#### What you will do
Collect all the lines that mention the word "Ungarn".

#### Excerpted data

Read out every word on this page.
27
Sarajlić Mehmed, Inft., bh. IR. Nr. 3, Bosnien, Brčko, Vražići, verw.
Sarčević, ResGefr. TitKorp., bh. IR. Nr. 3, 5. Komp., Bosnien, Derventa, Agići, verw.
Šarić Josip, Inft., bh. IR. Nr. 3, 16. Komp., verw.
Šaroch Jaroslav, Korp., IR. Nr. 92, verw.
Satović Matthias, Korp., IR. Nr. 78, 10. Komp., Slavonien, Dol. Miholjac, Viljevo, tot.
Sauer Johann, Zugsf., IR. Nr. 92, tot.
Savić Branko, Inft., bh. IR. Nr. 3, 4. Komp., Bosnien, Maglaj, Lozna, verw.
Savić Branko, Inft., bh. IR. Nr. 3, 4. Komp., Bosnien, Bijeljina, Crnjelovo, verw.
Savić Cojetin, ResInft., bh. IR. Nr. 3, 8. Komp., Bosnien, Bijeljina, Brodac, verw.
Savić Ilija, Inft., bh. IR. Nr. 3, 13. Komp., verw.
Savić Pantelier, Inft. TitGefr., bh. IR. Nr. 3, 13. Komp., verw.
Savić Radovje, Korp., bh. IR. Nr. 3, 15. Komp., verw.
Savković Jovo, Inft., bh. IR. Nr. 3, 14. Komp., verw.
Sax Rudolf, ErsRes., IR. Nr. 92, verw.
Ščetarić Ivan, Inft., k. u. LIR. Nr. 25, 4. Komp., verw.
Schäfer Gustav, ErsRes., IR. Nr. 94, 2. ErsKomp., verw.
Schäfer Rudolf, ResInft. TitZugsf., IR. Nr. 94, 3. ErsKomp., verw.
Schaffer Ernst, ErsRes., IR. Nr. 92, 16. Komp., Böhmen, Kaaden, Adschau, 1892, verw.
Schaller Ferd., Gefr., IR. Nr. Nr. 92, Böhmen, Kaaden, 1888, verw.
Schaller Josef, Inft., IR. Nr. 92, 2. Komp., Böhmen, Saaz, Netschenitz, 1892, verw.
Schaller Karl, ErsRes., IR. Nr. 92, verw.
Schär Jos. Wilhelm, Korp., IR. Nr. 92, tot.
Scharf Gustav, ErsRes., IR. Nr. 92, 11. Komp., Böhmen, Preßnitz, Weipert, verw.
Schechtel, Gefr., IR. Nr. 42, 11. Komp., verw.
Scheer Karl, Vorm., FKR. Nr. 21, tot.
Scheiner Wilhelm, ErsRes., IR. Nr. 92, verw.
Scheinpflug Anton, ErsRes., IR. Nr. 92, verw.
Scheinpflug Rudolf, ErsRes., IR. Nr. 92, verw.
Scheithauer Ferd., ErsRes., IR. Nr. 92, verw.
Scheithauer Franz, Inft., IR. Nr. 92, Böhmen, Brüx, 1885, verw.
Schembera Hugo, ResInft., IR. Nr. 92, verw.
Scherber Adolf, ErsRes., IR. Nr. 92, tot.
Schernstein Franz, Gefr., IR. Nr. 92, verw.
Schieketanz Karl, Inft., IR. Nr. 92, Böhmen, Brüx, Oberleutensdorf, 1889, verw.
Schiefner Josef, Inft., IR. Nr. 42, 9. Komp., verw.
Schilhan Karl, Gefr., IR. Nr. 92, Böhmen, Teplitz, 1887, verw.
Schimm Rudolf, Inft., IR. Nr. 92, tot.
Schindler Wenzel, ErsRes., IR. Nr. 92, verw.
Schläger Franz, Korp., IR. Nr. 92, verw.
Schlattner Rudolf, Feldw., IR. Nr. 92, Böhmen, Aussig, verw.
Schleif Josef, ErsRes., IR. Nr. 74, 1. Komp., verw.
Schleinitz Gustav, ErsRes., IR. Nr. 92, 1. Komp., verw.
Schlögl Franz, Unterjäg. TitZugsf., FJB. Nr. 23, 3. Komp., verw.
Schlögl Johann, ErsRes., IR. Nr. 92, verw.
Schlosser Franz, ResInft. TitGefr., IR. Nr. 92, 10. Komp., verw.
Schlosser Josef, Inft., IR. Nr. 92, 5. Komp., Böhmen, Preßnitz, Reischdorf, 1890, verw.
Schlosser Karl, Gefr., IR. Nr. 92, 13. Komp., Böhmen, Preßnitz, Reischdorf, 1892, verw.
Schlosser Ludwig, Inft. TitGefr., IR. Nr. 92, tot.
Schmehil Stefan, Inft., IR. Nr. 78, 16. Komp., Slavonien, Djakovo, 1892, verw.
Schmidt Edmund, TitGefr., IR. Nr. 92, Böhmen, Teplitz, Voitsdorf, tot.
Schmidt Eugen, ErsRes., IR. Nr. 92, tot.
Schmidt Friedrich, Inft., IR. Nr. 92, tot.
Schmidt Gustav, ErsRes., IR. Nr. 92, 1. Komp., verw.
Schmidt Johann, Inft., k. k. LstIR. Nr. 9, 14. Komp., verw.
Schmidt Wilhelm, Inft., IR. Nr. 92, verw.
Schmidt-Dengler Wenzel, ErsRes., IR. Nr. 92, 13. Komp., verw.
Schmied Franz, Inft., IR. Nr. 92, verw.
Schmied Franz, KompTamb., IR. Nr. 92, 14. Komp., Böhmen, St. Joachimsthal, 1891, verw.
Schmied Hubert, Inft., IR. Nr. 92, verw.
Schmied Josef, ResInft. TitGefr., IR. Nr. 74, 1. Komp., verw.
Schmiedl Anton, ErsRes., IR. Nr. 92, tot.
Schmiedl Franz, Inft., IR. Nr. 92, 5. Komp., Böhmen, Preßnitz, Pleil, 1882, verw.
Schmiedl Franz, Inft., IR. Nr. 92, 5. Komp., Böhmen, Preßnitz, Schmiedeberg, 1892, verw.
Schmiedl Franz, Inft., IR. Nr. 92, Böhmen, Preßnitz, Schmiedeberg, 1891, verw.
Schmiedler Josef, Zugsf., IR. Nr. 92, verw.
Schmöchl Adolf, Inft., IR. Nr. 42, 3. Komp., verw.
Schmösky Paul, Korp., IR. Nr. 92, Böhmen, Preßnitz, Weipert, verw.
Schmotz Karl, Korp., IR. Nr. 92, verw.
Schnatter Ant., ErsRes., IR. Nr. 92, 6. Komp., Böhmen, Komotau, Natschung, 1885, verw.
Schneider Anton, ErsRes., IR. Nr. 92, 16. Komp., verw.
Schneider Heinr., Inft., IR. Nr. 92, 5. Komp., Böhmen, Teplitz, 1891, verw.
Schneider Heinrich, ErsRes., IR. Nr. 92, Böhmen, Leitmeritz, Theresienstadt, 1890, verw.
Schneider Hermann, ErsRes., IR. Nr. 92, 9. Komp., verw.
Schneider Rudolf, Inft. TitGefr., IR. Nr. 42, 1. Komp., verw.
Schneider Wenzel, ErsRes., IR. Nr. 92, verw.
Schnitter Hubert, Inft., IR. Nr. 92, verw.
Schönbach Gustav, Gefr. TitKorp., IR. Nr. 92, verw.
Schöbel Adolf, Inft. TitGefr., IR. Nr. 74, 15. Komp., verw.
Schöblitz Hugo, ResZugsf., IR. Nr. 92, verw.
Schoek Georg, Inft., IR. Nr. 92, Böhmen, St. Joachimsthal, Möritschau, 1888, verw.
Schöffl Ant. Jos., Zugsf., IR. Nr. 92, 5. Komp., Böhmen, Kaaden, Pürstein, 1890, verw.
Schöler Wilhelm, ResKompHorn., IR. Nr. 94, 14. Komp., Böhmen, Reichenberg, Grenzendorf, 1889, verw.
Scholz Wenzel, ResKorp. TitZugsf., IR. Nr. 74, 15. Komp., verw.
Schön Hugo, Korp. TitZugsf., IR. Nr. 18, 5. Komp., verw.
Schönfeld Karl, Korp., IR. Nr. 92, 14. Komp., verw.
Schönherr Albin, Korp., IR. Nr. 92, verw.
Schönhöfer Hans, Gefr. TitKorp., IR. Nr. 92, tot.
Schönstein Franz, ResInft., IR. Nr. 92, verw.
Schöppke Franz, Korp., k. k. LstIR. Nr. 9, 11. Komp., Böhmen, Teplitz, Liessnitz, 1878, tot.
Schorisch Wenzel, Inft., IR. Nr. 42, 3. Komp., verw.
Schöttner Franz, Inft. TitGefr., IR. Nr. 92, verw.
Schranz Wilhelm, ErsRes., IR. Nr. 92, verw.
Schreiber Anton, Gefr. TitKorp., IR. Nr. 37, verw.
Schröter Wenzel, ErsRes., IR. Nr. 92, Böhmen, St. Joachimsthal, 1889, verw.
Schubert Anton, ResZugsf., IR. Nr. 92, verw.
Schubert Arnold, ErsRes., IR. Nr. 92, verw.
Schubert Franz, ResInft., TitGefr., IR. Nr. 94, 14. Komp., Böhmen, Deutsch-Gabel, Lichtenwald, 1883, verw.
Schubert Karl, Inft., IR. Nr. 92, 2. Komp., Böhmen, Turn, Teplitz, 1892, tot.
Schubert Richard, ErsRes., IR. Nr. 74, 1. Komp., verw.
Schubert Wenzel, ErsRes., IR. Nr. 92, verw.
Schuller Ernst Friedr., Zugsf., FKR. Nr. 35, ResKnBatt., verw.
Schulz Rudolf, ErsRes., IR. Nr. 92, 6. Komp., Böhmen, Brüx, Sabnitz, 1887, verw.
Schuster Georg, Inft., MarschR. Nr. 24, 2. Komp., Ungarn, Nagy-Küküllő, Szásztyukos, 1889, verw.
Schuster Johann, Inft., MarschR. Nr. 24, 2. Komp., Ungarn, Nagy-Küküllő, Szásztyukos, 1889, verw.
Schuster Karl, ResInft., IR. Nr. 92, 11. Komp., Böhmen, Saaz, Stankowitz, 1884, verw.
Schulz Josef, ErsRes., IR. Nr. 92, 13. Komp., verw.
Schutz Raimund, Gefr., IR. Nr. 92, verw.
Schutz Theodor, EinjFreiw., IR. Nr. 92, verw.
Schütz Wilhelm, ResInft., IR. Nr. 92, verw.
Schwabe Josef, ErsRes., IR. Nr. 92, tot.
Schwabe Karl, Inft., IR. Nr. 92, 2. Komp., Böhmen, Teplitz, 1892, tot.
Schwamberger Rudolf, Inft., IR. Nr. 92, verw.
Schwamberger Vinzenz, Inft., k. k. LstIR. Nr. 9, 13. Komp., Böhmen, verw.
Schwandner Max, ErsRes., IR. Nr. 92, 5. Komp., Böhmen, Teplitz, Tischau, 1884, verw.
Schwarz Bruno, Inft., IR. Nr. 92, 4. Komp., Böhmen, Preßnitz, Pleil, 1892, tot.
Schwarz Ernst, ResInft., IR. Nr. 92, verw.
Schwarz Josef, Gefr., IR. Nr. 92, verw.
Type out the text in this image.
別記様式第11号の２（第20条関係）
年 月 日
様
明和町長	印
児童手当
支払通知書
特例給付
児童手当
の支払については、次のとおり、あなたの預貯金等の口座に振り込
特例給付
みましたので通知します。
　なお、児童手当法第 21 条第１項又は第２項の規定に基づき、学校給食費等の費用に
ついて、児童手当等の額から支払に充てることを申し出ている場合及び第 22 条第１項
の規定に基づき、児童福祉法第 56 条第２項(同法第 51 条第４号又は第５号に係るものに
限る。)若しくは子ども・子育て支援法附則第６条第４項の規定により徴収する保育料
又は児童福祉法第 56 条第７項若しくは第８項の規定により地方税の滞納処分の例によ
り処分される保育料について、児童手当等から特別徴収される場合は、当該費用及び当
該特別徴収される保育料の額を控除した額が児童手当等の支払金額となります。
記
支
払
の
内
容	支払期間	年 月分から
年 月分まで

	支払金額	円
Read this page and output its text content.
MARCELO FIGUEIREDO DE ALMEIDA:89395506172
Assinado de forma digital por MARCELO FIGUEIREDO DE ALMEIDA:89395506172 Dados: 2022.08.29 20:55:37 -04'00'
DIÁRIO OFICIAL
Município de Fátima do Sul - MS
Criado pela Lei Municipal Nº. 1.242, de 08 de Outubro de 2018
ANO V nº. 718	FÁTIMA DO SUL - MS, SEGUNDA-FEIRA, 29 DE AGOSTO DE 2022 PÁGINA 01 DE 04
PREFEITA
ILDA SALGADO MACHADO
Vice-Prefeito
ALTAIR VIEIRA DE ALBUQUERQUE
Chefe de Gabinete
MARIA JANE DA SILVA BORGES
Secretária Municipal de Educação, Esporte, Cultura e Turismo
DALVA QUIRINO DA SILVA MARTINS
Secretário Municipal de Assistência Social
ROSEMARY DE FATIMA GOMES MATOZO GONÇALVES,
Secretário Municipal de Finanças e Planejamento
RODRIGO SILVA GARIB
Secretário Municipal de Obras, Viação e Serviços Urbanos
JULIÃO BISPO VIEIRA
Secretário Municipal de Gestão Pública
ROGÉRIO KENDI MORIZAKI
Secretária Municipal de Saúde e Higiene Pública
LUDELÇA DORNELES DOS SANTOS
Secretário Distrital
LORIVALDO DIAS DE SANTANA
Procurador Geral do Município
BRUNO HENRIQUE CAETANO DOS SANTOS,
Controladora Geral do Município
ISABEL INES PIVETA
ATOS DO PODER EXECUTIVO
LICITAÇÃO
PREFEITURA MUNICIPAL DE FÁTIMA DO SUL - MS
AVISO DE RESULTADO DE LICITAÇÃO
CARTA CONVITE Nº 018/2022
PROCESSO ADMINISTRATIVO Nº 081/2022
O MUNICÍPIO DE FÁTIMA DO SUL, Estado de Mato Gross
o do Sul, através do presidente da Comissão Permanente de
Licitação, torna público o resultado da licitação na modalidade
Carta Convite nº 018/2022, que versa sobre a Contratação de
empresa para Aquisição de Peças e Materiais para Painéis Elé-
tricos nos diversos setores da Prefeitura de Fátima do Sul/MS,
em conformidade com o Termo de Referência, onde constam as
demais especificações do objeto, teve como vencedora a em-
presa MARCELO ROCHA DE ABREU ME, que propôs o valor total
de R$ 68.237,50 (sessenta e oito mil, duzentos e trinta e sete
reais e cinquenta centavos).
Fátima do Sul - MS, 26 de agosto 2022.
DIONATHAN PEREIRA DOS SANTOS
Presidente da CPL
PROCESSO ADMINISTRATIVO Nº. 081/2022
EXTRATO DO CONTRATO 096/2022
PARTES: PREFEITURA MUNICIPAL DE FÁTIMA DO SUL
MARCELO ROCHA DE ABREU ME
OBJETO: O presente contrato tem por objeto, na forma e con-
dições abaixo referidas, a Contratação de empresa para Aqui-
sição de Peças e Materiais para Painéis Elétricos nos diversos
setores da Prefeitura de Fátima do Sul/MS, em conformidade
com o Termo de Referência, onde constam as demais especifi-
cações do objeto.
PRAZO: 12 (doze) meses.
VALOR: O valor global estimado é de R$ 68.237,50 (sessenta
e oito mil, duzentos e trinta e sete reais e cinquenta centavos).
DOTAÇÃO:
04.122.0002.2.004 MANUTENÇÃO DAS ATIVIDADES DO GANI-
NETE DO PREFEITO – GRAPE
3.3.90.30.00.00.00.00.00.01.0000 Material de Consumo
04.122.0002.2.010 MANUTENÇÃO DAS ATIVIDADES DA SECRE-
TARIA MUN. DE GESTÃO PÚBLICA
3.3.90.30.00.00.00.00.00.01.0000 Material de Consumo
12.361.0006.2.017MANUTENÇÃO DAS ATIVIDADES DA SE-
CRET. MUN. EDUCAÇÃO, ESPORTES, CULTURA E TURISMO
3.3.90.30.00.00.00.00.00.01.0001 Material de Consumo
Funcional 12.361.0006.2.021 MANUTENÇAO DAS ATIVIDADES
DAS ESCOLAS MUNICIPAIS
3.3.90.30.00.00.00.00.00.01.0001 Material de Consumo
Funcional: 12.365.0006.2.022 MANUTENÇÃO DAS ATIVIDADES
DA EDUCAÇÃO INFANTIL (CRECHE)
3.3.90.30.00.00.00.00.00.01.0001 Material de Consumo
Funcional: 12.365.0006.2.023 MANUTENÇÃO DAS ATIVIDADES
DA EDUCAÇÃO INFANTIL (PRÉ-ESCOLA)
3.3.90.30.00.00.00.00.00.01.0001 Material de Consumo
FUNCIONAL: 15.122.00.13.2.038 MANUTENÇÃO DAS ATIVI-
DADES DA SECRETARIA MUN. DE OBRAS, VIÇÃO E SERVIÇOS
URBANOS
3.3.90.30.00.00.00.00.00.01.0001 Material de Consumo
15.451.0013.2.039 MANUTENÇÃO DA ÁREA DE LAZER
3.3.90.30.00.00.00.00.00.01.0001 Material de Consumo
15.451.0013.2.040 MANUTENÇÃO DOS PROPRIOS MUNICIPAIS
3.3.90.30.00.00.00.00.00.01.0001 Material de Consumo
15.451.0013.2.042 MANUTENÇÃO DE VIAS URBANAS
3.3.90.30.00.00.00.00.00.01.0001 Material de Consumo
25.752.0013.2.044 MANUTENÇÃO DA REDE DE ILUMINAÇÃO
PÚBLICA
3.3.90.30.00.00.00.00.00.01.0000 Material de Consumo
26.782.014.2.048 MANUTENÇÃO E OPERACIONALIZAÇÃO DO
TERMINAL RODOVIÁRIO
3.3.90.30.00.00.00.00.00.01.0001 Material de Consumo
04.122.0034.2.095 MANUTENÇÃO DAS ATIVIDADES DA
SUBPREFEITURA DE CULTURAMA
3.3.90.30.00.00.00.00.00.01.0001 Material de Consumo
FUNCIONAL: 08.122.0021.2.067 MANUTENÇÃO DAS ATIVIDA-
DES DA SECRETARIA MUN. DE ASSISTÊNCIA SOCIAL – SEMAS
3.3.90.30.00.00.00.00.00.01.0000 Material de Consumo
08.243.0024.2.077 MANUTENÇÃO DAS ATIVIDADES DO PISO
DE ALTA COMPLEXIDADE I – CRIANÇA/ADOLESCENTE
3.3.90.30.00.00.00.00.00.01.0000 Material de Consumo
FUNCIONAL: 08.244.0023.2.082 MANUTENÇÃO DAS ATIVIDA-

#### Answer to the exercise
Schuster Georg, Inft., MarschR. Nr. 24, 2. Komp., Ungarn, Nagy-Küküllő, Szásztyukos, 1889, verw.
Schuster Johann, Inft., MarschR. Nr. 24, 2. Komp., Ungarn, Nagy-Küküllő, Szásztyukos, 1889, verw.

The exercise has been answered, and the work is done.